--- begin ---

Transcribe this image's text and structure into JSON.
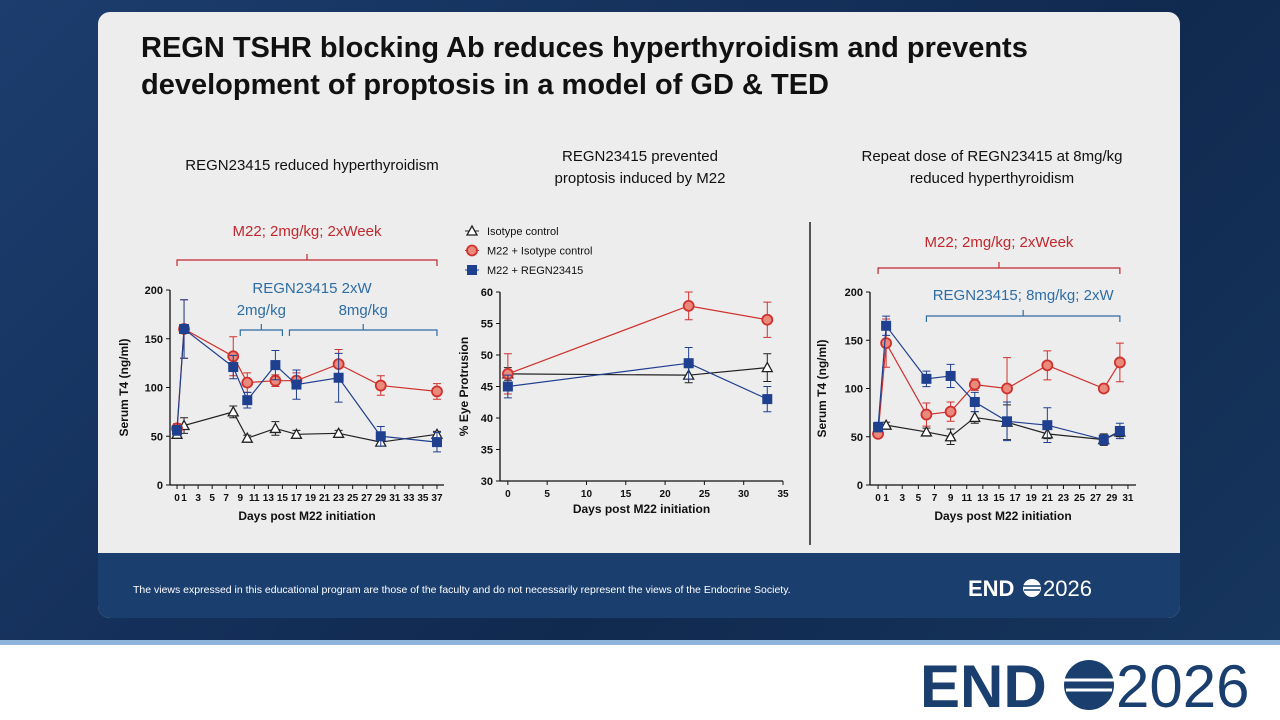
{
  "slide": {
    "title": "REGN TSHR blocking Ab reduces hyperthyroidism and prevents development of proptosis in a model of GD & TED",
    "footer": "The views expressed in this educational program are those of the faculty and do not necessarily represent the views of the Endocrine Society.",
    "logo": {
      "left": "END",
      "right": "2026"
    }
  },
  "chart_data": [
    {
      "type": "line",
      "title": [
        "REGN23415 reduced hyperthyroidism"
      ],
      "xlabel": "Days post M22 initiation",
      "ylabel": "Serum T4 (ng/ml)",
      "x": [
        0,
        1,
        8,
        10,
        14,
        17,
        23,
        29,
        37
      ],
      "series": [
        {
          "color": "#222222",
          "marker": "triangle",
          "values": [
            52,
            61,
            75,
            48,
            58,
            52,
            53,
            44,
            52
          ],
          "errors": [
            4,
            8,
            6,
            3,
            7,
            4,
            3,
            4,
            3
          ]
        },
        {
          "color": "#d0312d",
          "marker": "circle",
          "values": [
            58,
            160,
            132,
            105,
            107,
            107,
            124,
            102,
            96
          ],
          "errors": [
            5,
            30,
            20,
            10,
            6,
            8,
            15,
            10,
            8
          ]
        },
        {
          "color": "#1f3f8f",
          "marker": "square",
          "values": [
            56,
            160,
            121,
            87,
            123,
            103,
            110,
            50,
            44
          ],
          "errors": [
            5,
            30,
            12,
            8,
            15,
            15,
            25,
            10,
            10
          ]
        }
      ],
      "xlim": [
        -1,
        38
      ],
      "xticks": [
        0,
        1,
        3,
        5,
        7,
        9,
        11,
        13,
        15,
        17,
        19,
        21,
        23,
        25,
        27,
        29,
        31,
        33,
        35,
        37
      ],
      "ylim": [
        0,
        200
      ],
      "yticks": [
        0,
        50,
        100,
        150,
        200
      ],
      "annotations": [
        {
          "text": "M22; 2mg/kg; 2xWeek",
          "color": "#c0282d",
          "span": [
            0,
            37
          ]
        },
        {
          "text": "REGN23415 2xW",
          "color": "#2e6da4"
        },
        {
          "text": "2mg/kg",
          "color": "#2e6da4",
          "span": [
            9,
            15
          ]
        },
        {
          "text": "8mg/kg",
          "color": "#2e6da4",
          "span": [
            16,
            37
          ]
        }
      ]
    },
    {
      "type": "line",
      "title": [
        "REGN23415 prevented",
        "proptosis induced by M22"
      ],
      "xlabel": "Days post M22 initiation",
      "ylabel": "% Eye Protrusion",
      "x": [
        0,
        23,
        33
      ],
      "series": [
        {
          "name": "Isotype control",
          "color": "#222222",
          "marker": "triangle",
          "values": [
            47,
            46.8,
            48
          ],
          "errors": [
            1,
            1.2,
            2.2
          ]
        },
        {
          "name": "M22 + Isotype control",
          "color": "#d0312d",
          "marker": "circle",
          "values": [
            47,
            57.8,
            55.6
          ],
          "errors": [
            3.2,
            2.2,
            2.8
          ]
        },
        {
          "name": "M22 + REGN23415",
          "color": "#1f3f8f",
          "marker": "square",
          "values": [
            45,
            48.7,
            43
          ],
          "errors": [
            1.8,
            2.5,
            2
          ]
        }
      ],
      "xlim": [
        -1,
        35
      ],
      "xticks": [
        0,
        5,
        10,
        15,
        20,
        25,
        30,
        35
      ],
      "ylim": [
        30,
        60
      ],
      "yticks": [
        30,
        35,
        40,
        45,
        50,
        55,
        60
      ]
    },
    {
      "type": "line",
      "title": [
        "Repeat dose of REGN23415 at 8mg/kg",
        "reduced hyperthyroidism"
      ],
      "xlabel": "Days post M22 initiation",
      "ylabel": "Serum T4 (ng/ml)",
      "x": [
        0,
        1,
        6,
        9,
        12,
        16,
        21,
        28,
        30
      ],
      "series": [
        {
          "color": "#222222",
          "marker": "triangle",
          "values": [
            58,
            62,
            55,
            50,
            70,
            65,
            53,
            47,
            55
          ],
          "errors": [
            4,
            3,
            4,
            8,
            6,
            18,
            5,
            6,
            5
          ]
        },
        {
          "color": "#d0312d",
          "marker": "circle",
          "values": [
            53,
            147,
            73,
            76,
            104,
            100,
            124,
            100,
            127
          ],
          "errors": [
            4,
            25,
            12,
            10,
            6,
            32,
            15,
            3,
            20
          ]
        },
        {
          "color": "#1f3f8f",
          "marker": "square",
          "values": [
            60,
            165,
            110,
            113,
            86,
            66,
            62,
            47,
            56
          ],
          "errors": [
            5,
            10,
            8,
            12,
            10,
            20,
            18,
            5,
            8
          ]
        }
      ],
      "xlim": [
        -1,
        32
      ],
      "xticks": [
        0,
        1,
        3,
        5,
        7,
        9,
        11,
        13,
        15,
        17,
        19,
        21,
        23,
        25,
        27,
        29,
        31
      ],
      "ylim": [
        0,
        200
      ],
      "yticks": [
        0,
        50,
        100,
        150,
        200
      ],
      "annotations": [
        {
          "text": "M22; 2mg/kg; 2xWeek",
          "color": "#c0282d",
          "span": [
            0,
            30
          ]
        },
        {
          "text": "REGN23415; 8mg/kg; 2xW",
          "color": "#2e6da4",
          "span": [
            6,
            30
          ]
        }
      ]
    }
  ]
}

--- end ---
--- begin ---

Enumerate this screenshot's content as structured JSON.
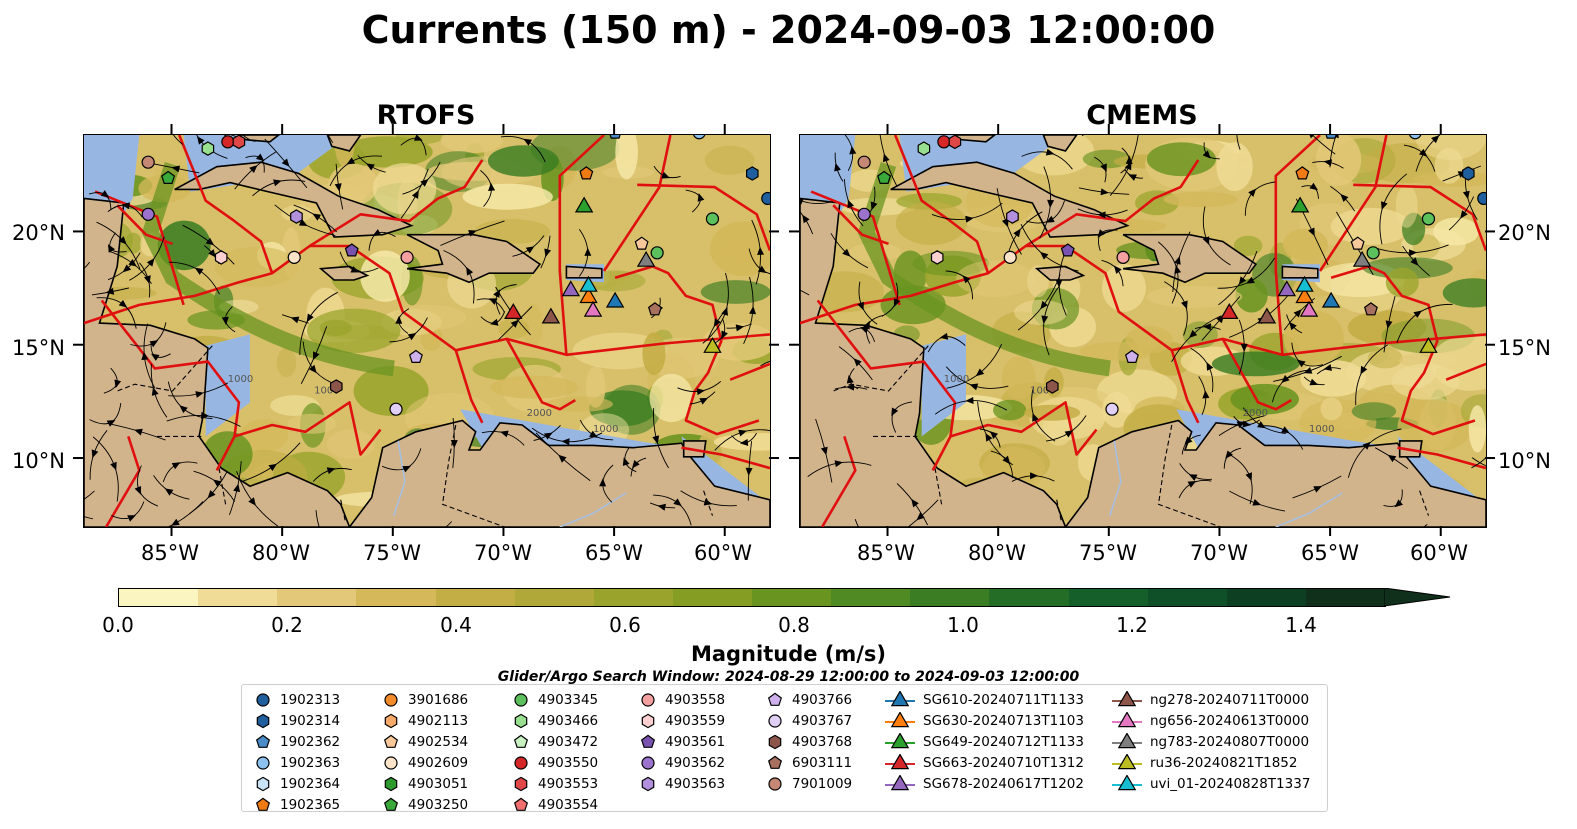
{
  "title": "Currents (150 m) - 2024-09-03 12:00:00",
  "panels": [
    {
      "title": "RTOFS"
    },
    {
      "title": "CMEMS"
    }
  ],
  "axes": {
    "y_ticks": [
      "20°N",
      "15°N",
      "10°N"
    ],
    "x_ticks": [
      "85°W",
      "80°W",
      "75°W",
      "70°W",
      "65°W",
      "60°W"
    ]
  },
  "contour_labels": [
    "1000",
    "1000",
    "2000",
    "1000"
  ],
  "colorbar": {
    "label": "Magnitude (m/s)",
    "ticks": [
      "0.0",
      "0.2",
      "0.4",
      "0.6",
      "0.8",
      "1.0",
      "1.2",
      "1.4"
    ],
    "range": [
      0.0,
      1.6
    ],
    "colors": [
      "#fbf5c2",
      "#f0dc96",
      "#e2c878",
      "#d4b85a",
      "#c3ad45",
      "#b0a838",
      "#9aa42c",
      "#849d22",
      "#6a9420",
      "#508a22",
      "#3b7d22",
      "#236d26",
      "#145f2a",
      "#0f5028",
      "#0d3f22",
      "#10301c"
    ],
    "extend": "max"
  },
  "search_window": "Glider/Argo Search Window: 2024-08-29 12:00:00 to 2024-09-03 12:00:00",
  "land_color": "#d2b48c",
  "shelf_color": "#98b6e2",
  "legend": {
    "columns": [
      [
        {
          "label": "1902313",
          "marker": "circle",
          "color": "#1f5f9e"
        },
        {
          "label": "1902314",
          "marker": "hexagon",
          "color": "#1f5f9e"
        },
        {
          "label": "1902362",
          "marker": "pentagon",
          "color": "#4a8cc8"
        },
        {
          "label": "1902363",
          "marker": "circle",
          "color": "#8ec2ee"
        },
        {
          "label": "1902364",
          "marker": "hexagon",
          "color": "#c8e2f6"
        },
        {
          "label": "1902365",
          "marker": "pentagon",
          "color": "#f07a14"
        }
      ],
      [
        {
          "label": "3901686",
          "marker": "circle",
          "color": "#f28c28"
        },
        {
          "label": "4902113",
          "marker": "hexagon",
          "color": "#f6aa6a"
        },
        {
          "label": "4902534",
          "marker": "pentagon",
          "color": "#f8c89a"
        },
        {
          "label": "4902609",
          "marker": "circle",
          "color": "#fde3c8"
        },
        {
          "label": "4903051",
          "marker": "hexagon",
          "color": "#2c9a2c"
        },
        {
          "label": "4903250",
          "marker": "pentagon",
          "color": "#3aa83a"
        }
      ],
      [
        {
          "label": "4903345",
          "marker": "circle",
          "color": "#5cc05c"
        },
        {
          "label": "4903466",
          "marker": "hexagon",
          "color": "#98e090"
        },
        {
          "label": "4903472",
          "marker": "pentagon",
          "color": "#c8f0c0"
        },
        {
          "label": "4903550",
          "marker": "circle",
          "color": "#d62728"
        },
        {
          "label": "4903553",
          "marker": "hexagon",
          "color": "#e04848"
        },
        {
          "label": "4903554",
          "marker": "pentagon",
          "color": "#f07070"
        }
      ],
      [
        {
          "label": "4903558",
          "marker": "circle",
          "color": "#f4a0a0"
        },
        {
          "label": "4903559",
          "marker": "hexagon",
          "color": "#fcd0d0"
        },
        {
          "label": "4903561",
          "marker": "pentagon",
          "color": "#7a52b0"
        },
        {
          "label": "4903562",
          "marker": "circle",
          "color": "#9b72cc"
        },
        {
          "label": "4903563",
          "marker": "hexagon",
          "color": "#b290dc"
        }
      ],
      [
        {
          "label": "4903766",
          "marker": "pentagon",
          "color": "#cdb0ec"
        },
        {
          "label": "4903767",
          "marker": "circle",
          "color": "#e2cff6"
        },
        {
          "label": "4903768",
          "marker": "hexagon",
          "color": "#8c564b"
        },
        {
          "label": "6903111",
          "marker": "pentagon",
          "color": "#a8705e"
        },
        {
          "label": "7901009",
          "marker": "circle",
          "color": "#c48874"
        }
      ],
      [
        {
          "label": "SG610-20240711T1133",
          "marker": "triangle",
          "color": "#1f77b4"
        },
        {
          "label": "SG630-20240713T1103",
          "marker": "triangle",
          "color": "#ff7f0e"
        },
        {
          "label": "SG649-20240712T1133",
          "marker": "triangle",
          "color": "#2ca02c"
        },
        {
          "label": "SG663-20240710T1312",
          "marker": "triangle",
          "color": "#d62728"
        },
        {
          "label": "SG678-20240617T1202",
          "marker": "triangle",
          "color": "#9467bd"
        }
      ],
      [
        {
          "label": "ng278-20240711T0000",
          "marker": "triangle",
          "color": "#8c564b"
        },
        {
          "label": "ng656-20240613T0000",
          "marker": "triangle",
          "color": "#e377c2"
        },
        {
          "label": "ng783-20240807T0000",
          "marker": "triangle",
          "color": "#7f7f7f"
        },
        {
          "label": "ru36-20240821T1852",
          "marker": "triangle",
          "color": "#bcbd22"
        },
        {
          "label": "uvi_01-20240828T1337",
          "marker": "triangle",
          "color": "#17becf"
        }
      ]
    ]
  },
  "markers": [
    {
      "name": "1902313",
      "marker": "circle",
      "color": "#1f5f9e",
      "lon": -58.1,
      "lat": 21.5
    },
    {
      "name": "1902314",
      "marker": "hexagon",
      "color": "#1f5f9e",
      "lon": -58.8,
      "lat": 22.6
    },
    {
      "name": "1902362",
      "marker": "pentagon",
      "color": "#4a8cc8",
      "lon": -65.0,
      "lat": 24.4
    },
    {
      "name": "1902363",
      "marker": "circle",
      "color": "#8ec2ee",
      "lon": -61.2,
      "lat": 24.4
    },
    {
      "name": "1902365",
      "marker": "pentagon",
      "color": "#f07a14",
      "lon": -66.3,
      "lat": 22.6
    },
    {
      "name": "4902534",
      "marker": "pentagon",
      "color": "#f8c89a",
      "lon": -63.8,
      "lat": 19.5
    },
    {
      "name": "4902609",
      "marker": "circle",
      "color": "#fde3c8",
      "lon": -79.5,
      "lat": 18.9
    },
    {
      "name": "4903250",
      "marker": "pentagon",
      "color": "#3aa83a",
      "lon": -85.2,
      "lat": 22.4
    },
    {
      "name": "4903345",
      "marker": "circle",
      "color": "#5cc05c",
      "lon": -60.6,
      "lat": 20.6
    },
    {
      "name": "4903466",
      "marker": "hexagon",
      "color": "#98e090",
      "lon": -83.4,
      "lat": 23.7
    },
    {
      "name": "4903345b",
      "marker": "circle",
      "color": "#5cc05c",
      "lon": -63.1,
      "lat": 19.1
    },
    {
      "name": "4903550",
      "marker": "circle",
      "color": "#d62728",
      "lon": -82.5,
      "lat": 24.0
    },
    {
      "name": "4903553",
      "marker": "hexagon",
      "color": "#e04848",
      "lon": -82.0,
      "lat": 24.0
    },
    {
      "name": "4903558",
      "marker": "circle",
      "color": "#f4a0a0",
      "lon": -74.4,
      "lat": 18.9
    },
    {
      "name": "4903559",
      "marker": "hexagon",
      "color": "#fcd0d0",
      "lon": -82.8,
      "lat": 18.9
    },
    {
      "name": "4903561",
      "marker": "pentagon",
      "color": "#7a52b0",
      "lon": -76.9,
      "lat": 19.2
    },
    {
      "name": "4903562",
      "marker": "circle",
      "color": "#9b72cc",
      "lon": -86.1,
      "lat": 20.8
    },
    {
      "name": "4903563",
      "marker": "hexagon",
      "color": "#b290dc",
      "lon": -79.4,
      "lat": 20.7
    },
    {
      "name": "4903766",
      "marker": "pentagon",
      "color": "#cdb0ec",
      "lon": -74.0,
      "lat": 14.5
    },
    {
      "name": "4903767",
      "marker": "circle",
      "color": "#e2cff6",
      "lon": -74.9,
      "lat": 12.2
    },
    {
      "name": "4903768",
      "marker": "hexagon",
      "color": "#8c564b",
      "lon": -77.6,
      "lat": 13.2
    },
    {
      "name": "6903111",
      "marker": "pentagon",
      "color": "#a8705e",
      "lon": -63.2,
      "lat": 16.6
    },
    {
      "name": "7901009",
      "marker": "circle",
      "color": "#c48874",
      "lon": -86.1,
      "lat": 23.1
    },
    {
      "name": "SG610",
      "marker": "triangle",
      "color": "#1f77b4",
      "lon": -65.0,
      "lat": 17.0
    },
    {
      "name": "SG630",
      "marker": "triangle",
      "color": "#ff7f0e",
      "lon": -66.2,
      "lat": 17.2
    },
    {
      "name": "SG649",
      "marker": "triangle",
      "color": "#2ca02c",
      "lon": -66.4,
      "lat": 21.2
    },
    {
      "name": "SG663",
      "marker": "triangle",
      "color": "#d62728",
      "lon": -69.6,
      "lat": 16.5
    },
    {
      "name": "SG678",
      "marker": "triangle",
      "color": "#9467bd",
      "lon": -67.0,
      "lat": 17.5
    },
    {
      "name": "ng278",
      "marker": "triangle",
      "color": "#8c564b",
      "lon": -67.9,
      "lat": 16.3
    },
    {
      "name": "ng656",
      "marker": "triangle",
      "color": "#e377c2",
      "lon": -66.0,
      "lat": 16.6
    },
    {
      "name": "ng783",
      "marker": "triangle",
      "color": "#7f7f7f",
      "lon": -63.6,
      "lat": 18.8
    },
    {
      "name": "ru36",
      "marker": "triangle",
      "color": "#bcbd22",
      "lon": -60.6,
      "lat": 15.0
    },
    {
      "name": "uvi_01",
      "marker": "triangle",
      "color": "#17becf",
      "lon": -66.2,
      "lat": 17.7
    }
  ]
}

--- end ---
--- begin ---

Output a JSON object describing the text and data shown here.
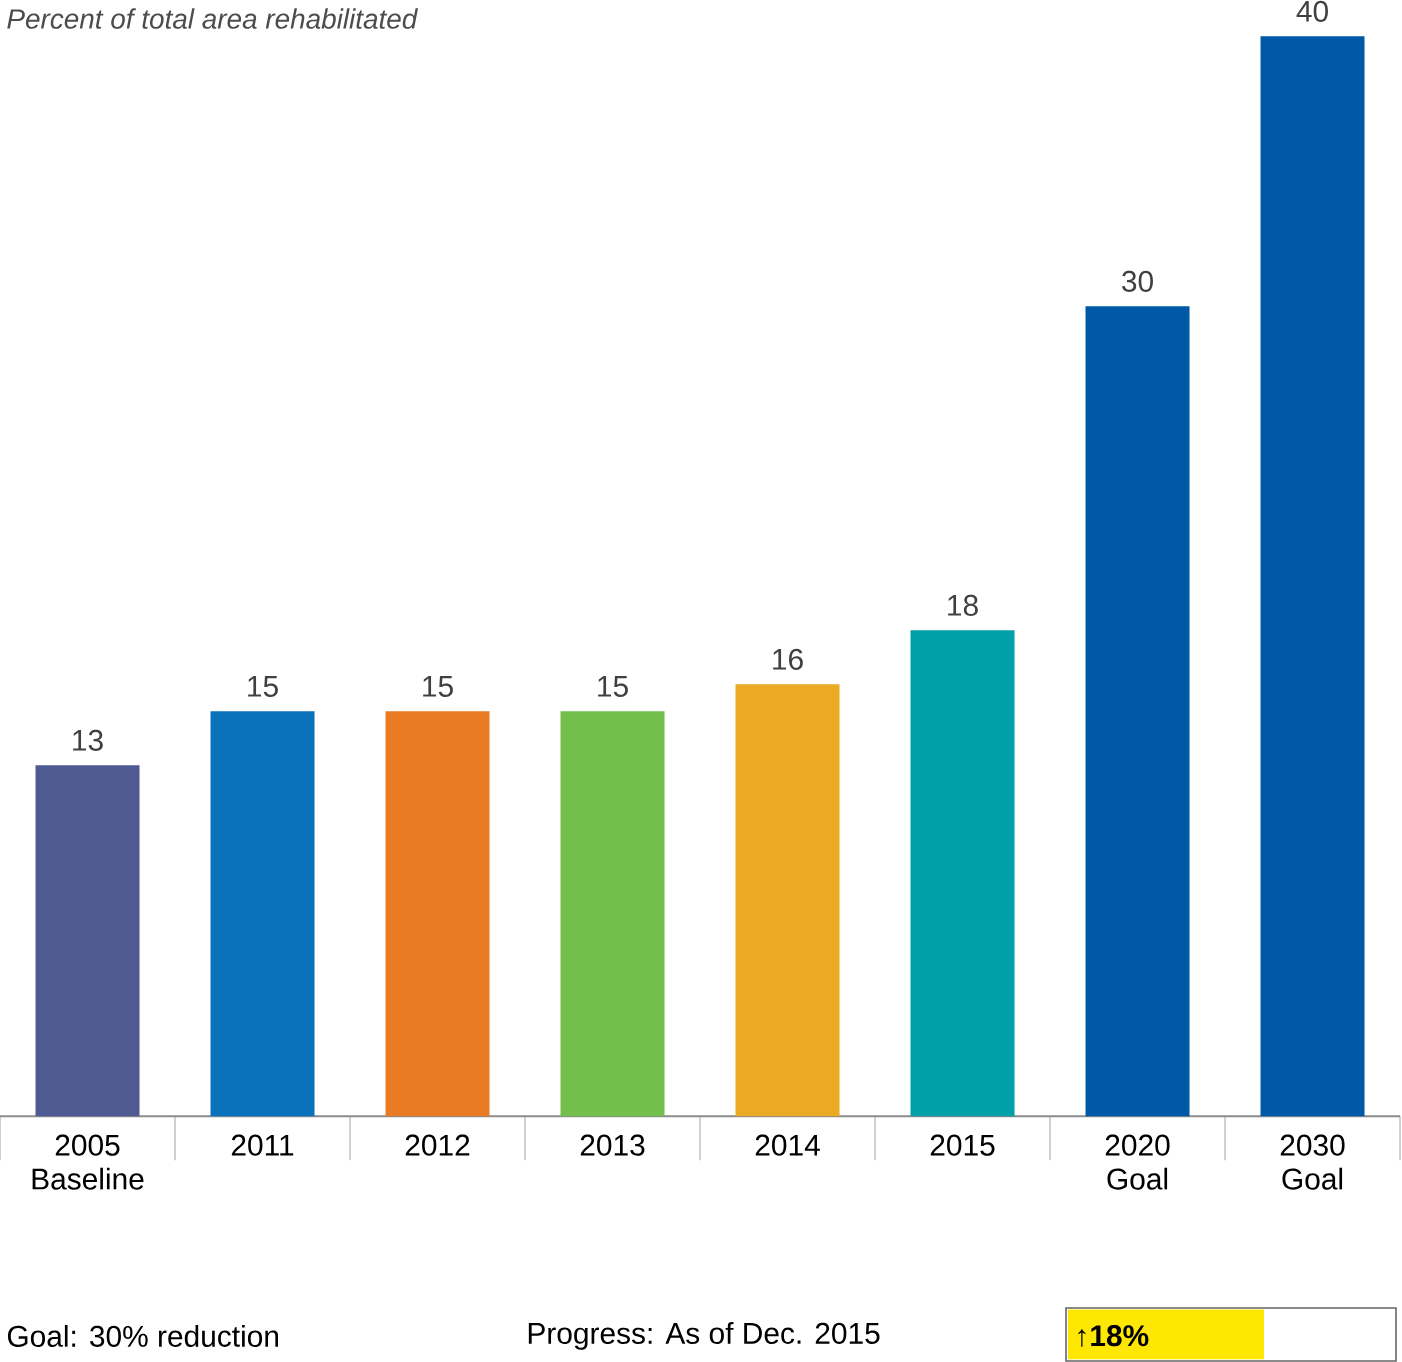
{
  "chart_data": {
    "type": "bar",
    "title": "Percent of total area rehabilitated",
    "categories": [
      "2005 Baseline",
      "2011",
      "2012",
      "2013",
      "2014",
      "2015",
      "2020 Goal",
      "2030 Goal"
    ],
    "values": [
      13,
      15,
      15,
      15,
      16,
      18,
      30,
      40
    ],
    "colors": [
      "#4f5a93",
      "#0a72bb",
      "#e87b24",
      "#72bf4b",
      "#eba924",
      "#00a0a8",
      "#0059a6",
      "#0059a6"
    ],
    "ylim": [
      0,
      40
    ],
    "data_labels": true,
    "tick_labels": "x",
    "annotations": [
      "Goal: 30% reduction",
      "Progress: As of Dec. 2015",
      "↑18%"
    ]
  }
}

--- end ---

> **WHAT IS EXPECTED**
In the listing, find each line with the string "this" and copy it.

> **WORKED SOLUTION**
Transcribe this image's text and structure into JSON.
    "footer": "The views expressed in this educational program are those of the faculty and do not necessarily represent the views of the Endocrine Society.",
Enumerate this screenshot's content as structured JSON.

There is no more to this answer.